Job: The records below are to be repeated in full, exactly as they are.
:: Excerpted data ::
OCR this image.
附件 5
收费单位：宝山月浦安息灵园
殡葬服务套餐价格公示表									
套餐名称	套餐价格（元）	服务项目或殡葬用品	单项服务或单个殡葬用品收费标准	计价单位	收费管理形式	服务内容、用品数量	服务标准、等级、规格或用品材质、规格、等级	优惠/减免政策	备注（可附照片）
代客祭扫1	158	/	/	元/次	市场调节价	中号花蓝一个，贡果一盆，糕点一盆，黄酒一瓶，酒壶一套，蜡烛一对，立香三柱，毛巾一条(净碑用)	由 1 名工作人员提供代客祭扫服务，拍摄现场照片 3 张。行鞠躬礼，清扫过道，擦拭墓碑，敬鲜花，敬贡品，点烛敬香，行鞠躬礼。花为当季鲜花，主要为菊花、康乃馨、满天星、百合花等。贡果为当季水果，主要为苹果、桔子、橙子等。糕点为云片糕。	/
:::
Finished task:
OCR this image.
附件 5
收费单位：宝山月浦安息灵园
殡葬服务套餐价格公示表									
套餐名称	套餐价格（元）	服务项目或殡葬用品	单项服务或单个殡葬用品收费标准	计价单位	收费管理形式	服务内容、用品数量	服务标准、等级、规格或用品材质、规格、等级	优惠/减免政策	备注（可附照片）
代客祭扫1	158	/	/	元/次	市场调节价	中号花蓝一个，贡果一盆，糕点一盆，黄酒一瓶，酒壶一套，蜡烛一对，立香三柱，毛巾一条(净碑用)	由 1 名工作人员提供代客祭扫服务，拍摄现场照片 3 张。行鞠躬礼，清扫过道，擦拭墓碑，敬鲜花，敬贡品，点烛敬香，行鞠躬礼。花为当季鲜花，主要为菊花、康乃馨、满天星、百合花等。贡果为当季水果，主要为苹果、桔子、橙子等。糕点为云片糕。	/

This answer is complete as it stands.